Transcribe each entry below exactly. Pictures do not go in the copy.

-- Start of Provided records --

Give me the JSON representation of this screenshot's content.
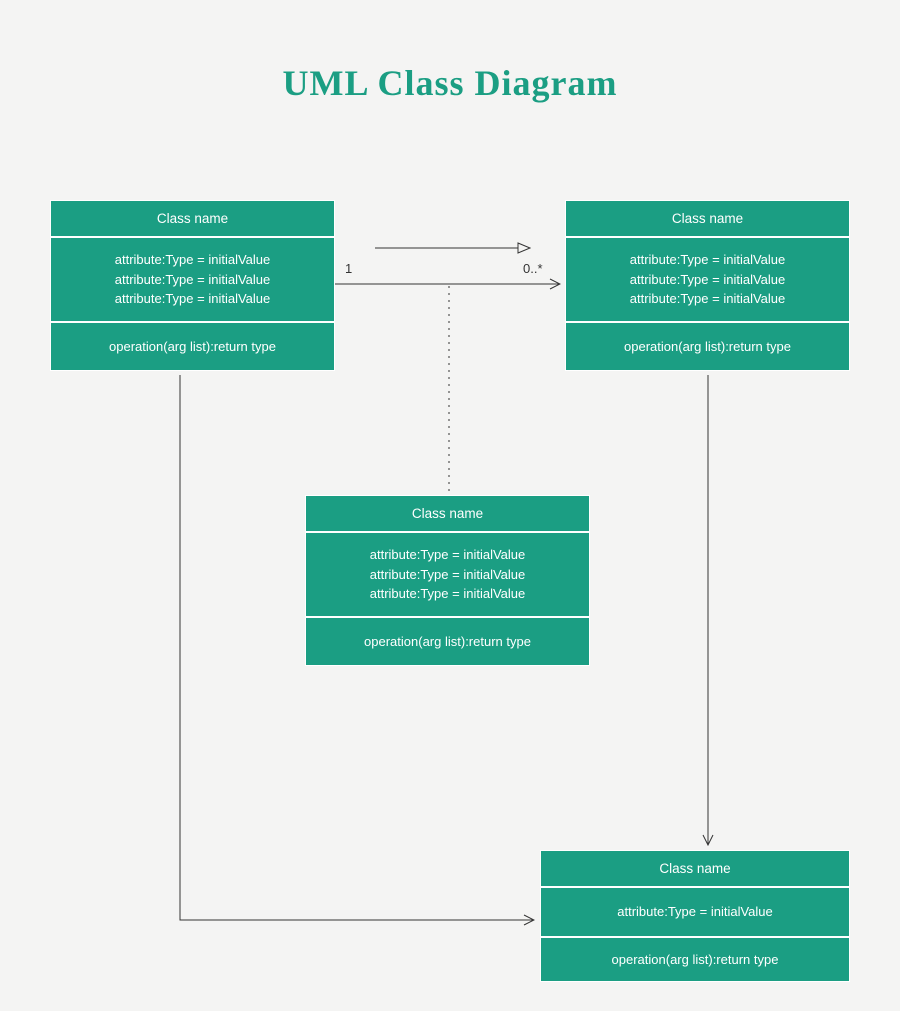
{
  "title": "UML Class Diagram",
  "classes": {
    "topLeft": {
      "name": "Class name",
      "attrs": [
        "attribute:Type = initialValue",
        "attribute:Type = initialValue",
        "attribute:Type = initialValue"
      ],
      "op": "operation(arg list):return type"
    },
    "topRight": {
      "name": "Class name",
      "attrs": [
        "attribute:Type = initialValue",
        "attribute:Type = initialValue",
        "attribute:Type = initialValue"
      ],
      "op": "operation(arg list):return type"
    },
    "middle": {
      "name": "Class name",
      "attrs": [
        "attribute:Type = initialValue",
        "attribute:Type = initialValue",
        "attribute:Type = initialValue"
      ],
      "op": "operation(arg list):return type"
    },
    "bottom": {
      "name": "Class name",
      "attrs": [
        "attribute:Type = initialValue"
      ],
      "op": "operation(arg list):return type"
    }
  },
  "multiplicities": {
    "left": "1",
    "right": "0..*"
  },
  "colors": {
    "primary": "#1b9e83",
    "bg": "#f4f4f3"
  }
}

-- End of Provided records --

■ **Response**:
Give me the JSON representation of this screenshot's content.
{
  "title": "UML Class Diagram",
  "classes": {
    "topLeft": {
      "name": "Class name",
      "attrs": [
        "attribute:Type = initialValue",
        "attribute:Type = initialValue",
        "attribute:Type = initialValue"
      ],
      "op": "operation(arg list):return type"
    },
    "topRight": {
      "name": "Class name",
      "attrs": [
        "attribute:Type = initialValue",
        "attribute:Type = initialValue",
        "attribute:Type = initialValue"
      ],
      "op": "operation(arg list):return type"
    },
    "middle": {
      "name": "Class name",
      "attrs": [
        "attribute:Type = initialValue",
        "attribute:Type = initialValue",
        "attribute:Type = initialValue"
      ],
      "op": "operation(arg list):return type"
    },
    "bottom": {
      "name": "Class name",
      "attrs": [
        "attribute:Type = initialValue"
      ],
      "op": "operation(arg list):return type"
    }
  },
  "multiplicities": {
    "left": "1",
    "right": "0..*"
  },
  "colors": {
    "primary": "#1b9e83",
    "bg": "#f4f4f3"
  }
}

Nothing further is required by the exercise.